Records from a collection
=== Begin Enclosure ===
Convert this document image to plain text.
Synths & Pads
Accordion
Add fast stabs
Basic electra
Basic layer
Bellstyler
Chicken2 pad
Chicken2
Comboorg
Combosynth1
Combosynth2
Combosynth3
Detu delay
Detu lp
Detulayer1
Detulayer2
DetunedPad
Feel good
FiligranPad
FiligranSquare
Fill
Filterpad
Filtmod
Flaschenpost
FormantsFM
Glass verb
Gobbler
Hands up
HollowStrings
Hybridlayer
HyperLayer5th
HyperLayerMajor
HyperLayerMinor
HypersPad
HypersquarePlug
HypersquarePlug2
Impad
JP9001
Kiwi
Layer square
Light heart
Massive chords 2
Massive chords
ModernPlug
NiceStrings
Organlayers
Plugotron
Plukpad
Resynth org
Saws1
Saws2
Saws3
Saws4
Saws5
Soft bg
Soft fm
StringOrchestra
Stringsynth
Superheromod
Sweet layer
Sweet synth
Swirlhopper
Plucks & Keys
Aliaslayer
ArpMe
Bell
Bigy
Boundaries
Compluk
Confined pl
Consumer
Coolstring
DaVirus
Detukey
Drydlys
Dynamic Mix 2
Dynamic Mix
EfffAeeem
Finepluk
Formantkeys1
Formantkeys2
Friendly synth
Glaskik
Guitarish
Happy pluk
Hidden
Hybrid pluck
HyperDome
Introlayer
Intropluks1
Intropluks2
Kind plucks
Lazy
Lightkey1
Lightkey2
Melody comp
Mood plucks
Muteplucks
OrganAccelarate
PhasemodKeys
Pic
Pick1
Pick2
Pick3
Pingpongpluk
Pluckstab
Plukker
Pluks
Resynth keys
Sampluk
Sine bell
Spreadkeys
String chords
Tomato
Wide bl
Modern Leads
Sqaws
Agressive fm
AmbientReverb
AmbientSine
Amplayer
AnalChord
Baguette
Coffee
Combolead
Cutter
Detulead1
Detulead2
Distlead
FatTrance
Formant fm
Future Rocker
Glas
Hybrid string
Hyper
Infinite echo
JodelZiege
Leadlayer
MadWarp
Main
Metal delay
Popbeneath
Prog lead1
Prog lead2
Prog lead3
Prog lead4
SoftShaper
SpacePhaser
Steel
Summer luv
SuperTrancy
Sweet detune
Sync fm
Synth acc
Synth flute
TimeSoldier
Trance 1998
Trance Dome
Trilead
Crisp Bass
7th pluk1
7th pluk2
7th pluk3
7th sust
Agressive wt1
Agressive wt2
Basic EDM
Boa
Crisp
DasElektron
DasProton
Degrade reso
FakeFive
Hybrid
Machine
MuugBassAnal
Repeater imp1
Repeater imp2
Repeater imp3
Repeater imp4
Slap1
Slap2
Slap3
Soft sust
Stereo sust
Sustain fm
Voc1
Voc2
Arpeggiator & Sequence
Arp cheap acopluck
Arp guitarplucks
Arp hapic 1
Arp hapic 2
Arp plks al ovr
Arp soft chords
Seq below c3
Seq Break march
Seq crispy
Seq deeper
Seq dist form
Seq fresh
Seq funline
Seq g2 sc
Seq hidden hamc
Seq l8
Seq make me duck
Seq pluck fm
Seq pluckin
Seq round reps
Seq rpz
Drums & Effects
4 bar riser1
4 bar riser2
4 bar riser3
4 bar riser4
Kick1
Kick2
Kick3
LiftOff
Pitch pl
=== End Enclosure ===
▸ **Task brief**
Write the entries above out again. Match them exactly.

▸ **Reply**
Convert this document image to plain text.
Synths & Pads
Accordion
Add fast stabs
Basic electra
Basic layer
Bellstyler
Chicken2 pad
Chicken2
Comboorg
Combosynth1
Combosynth2
Combosynth3
Detu delay
Detu lp
Detulayer1
Detulayer2
DetunedPad
Feel good
FiligranPad
FiligranSquare
Fill
Filterpad
Filtmod
Flaschenpost
FormantsFM
Glass verb
Gobbler
Hands up
HollowStrings
Hybridlayer
HyperLayer5th
HyperLayerMajor
HyperLayerMinor
HypersPad
HypersquarePlug
HypersquarePlug2
Impad
JP9001
Kiwi
Layer square
Light heart
Massive chords 2
Massive chords
ModernPlug
NiceStrings
Organlayers
Plugotron
Plukpad
Resynth org
Saws1
Saws2
Saws3
Saws4
Saws5
Soft bg
Soft fm
StringOrchestra
Stringsynth
Superheromod
Sweet layer
Sweet synth
Swirlhopper
Plucks & Keys
Aliaslayer
ArpMe
Bell
Bigy
Boundaries
Compluk
Confined pl
Consumer
Coolstring
DaVirus
Detukey
Drydlys
Dynamic Mix 2
Dynamic Mix
EfffAeeem
Finepluk
Formantkeys1
Formantkeys2
Friendly synth
Glaskik
Guitarish
Happy pluk
Hidden
Hybrid pluck
HyperDome
Introlayer
Intropluks1
Intropluks2
Kind plucks
Lazy
Lightkey1
Lightkey2
Melody comp
Mood plucks
Muteplucks
OrganAccelarate
PhasemodKeys
Pic
Pick1
Pick2
Pick3
Pingpongpluk
Pluckstab
Plukker
Pluks
Resynth keys
Sampluk
Sine bell
Spreadkeys
String chords
Tomato
Wide bl
Modern Leads
Sqaws
Agressive fm
AmbientReverb
AmbientSine
Amplayer
AnalChord
Baguette
Coffee
Combolead
Cutter
Detulead1
Detulead2
Distlead
FatTrance
Formant fm
Future Rocker
Glas
Hybrid string
Hyper
Infinite echo
JodelZiege
Leadlayer
MadWarp
Main
Metal delay
Popbeneath
Prog lead1
Prog lead2
Prog lead3
Prog lead4
SoftShaper
SpacePhaser
Steel
Summer luv
SuperTrancy
Sweet detune
Sync fm
Synth acc
Synth flute
TimeSoldier
Trance 1998
Trance Dome
Trilead
Crisp Bass
7th pluk1
7th pluk2
7th pluk3
7th sust
Agressive wt1
Agressive wt2
Basic EDM
Boa
Crisp
DasElektron
DasProton
Degrade reso
FakeFive
Hybrid
Machine
MuugBassAnal
Repeater imp1
Repeater imp2
Repeater imp3
Repeater imp4
Slap1
Slap2
Slap3
Soft sust
Stereo sust
Sustain fm
Voc1
Voc2
Arpeggiator & Sequence
Arp cheap acopluck
Arp guitarplucks
Arp hapic 1
Arp hapic 2
Arp plks al ovr
Arp soft chords
Seq below c3
Seq Break march
Seq crispy
Seq deeper
Seq dist form
Seq fresh
Seq funline
Seq g2 sc
Seq hidden hamc
Seq l8
Seq make me duck
Seq pluck fm
Seq pluckin
Seq round reps
Seq rpz
Drums & Effects
4 bar riser1
4 bar riser2
4 bar riser3
4 bar riser4
Kick1
Kick2
Kick3
LiftOff
Pitch pl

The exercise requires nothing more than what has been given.